EXERCISE REQUIREMENTS:
Look over the entries that follow and work out how many lines contain "Iterations". State the number only.

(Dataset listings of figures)
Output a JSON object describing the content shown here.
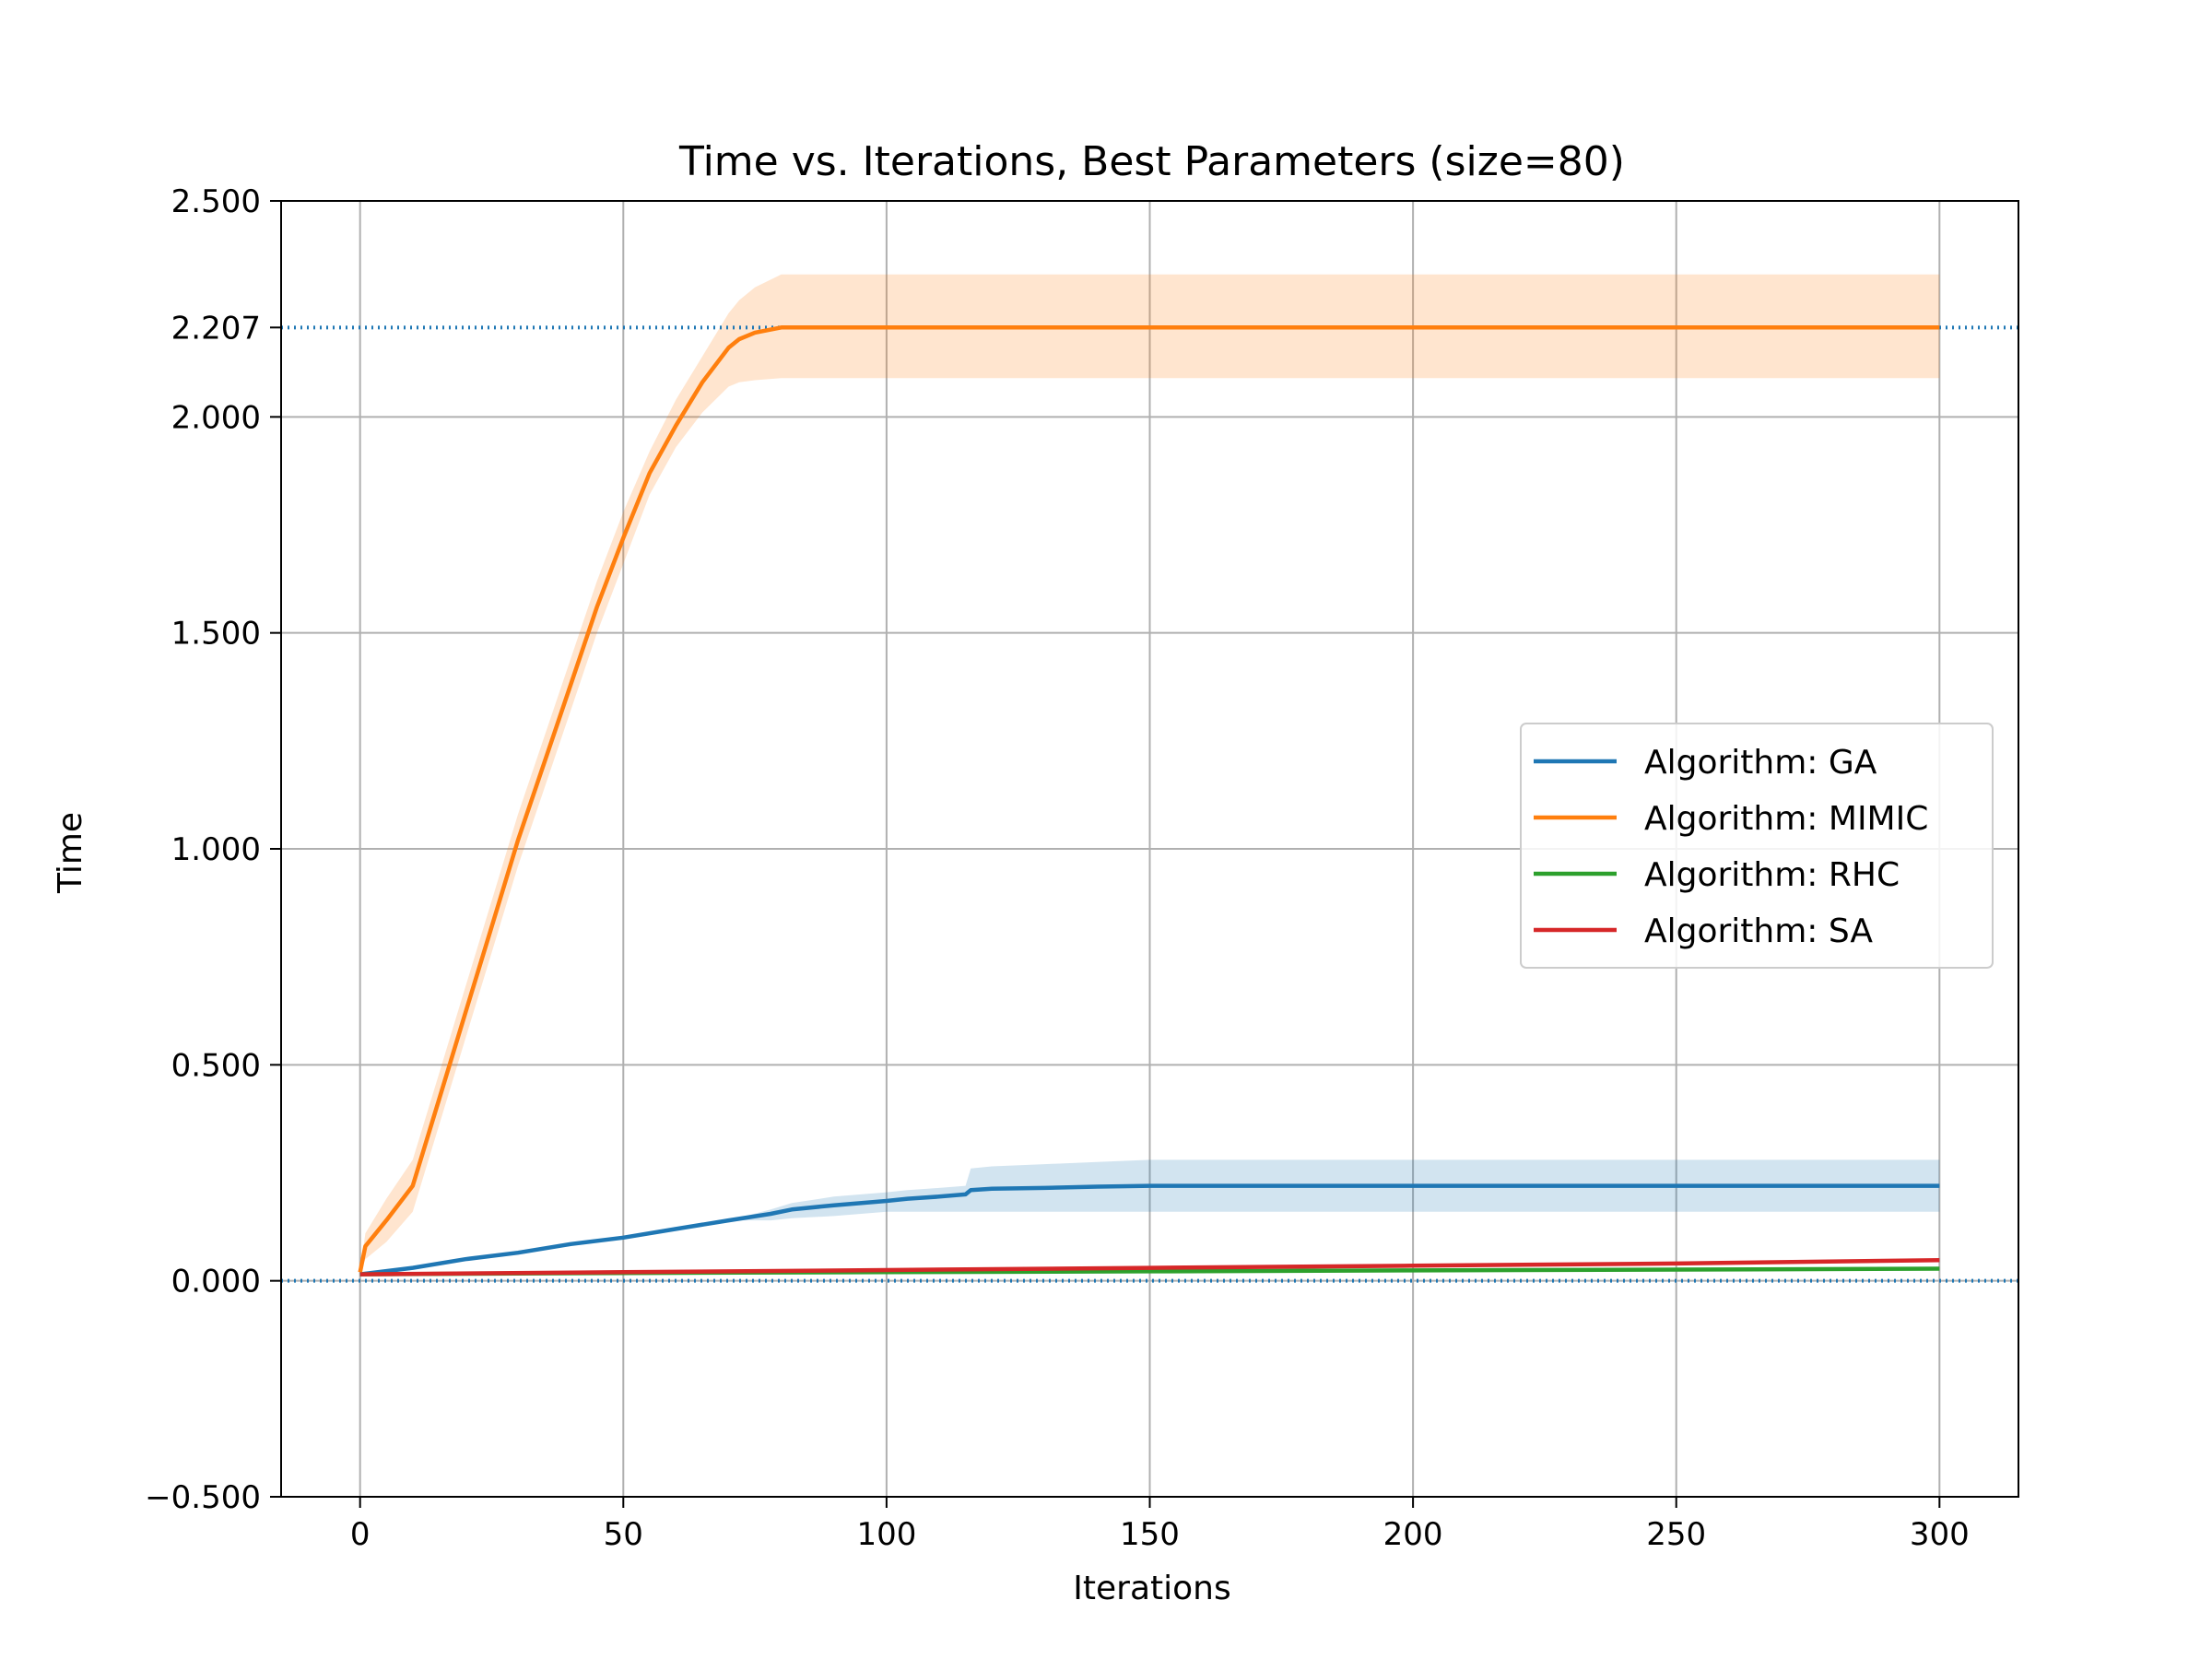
{
  "chart_data": {
    "type": "line",
    "title": "Time vs. Iterations, Best Parameters (size=80)",
    "xlabel": "Iterations",
    "ylabel": "Time",
    "xlim": [
      -15,
      315
    ],
    "ylim": [
      -0.5,
      2.5
    ],
    "xticks": [
      0,
      50,
      100,
      150,
      200,
      250,
      300
    ],
    "xtick_labels": [
      "0",
      "50",
      "100",
      "150",
      "200",
      "250",
      "300"
    ],
    "yticks": [
      -0.5,
      0.0,
      0.5,
      1.0,
      1.5,
      2.0,
      2.207,
      2.5
    ],
    "ytick_labels": [
      "−0.500",
      "0.000",
      "0.500",
      "1.000",
      "1.500",
      "2.000",
      "2.207",
      "2.500"
    ],
    "grid": true,
    "legend_position": "center-right",
    "reference_lines": [
      {
        "y": 2.207,
        "style": "dotted",
        "color": "#1f77b4"
      },
      {
        "y": 0.0,
        "style": "dotted",
        "color": "#1f77b4"
      }
    ],
    "series": [
      {
        "name": "Algorithm: GA",
        "color": "#1f77b4",
        "band_color": "#1f77b4",
        "x": [
          0,
          10,
          20,
          30,
          40,
          50,
          60,
          70,
          78,
          82,
          90,
          100,
          104,
          110,
          115,
          116,
          120,
          130,
          140,
          150,
          200,
          250,
          300
        ],
        "y": [
          0.015,
          0.03,
          0.05,
          0.065,
          0.085,
          0.1,
          0.12,
          0.14,
          0.155,
          0.165,
          0.175,
          0.185,
          0.19,
          0.195,
          0.2,
          0.21,
          0.213,
          0.215,
          0.218,
          0.22,
          0.22,
          0.22,
          0.22
        ],
        "lower": [
          0.015,
          0.03,
          0.05,
          0.065,
          0.085,
          0.1,
          0.12,
          0.14,
          0.14,
          0.145,
          0.15,
          0.16,
          0.16,
          0.16,
          0.16,
          0.16,
          0.16,
          0.16,
          0.16,
          0.16,
          0.16,
          0.16,
          0.16
        ],
        "upper": [
          0.015,
          0.03,
          0.05,
          0.065,
          0.085,
          0.1,
          0.12,
          0.14,
          0.165,
          0.18,
          0.195,
          0.205,
          0.21,
          0.215,
          0.22,
          0.26,
          0.265,
          0.27,
          0.275,
          0.28,
          0.28,
          0.28,
          0.28
        ]
      },
      {
        "name": "Algorithm: MIMIC",
        "color": "#ff7f0e",
        "band_color": "#ff7f0e",
        "x": [
          0,
          1,
          5,
          10,
          15,
          20,
          25,
          30,
          35,
          40,
          45,
          50,
          55,
          60,
          65,
          70,
          72,
          75,
          80,
          100,
          150,
          200,
          250,
          300
        ],
        "y": [
          0.02,
          0.08,
          0.14,
          0.22,
          0.42,
          0.62,
          0.82,
          1.02,
          1.2,
          1.38,
          1.56,
          1.72,
          1.87,
          1.98,
          2.08,
          2.16,
          2.18,
          2.195,
          2.207,
          2.207,
          2.207,
          2.207,
          2.207,
          2.207
        ],
        "lower": [
          0.02,
          0.05,
          0.09,
          0.16,
          0.36,
          0.56,
          0.76,
          0.96,
          1.14,
          1.32,
          1.5,
          1.66,
          1.82,
          1.93,
          2.01,
          2.07,
          2.08,
          2.085,
          2.09,
          2.09,
          2.09,
          2.09,
          2.09,
          2.09
        ],
        "upper": [
          0.02,
          0.11,
          0.19,
          0.28,
          0.48,
          0.68,
          0.88,
          1.08,
          1.26,
          1.44,
          1.62,
          1.78,
          1.92,
          2.04,
          2.14,
          2.24,
          2.27,
          2.3,
          2.33,
          2.33,
          2.33,
          2.33,
          2.33,
          2.33
        ]
      },
      {
        "name": "Algorithm: RHC",
        "color": "#2ca02c",
        "x": [
          0,
          50,
          100,
          150,
          200,
          250,
          300
        ],
        "y": [
          0.015,
          0.018,
          0.02,
          0.022,
          0.024,
          0.026,
          0.028
        ]
      },
      {
        "name": "Algorithm: SA",
        "color": "#d62728",
        "x": [
          0,
          50,
          100,
          150,
          200,
          250,
          300
        ],
        "y": [
          0.015,
          0.02,
          0.025,
          0.03,
          0.035,
          0.04,
          0.048
        ]
      }
    ]
  }
}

RESPONSE TO THIS EXERCISE:
2